→ Supplied data:
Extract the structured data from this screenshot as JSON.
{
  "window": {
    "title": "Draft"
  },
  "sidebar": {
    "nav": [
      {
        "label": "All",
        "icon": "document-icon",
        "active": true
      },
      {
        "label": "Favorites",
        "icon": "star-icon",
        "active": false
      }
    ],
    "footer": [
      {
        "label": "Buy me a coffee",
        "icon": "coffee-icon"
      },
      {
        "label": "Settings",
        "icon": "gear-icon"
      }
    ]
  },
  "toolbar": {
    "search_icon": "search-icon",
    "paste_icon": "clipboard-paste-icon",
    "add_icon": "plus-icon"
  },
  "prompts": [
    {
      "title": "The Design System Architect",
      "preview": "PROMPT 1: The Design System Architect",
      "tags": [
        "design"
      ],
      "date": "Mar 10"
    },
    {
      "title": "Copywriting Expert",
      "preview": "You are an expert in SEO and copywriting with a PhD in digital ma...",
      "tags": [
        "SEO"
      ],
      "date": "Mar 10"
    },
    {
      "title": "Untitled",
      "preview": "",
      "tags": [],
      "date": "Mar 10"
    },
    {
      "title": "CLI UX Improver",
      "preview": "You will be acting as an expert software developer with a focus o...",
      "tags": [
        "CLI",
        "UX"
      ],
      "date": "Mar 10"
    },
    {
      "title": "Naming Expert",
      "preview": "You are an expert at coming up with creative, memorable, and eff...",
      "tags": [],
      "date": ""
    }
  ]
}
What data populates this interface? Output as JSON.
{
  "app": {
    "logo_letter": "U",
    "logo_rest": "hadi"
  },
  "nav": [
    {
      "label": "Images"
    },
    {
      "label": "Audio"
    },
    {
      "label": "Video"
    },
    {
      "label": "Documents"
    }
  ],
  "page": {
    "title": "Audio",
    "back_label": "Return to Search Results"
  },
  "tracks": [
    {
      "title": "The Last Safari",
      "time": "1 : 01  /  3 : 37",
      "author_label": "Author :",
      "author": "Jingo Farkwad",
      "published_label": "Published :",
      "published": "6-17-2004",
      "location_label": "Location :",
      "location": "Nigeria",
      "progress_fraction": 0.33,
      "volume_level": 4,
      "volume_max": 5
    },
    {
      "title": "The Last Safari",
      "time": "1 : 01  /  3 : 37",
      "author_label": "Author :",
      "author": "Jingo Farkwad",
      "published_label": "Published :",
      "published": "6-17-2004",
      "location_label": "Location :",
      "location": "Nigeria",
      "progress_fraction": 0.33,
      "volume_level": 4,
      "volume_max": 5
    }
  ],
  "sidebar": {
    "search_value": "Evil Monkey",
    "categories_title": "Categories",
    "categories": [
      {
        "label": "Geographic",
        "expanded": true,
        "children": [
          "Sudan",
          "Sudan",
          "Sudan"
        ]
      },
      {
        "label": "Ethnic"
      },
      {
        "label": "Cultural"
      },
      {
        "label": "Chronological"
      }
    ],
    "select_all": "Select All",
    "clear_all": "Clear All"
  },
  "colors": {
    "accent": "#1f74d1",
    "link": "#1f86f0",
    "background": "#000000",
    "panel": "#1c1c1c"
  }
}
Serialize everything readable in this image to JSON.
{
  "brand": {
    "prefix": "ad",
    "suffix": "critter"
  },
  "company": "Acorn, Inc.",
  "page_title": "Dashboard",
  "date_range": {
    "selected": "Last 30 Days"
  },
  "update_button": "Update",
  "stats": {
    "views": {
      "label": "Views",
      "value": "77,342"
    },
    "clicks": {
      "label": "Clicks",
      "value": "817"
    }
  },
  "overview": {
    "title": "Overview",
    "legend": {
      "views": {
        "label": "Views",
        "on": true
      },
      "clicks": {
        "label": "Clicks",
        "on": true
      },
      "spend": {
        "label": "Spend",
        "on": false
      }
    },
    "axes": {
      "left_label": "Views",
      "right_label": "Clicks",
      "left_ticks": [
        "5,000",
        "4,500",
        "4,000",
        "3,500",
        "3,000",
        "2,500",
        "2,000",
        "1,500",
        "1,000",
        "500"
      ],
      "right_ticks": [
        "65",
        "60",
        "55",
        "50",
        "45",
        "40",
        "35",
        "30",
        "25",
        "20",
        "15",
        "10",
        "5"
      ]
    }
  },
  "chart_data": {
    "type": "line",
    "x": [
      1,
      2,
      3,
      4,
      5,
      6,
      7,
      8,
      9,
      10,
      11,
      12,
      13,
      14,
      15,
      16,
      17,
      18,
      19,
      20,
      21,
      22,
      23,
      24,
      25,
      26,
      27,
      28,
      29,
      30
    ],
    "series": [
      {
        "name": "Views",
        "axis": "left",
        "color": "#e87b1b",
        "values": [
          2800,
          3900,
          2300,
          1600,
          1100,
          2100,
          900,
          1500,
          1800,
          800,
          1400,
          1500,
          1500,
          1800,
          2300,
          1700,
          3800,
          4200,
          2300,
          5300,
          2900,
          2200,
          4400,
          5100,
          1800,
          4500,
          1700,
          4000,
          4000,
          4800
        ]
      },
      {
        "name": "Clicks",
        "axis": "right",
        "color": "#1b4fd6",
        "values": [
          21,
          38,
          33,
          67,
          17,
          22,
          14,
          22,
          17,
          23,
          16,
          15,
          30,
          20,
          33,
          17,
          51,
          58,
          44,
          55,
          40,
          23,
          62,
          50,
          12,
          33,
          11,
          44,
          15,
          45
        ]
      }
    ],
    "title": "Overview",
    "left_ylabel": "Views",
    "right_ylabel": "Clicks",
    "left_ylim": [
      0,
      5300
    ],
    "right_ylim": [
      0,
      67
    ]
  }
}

→ What to produce: In the entries above, identify every line with the string "coffee".

→ Answer to this exercise:
        "label": "Buy me a coffee",
        "icon": "coffee-icon"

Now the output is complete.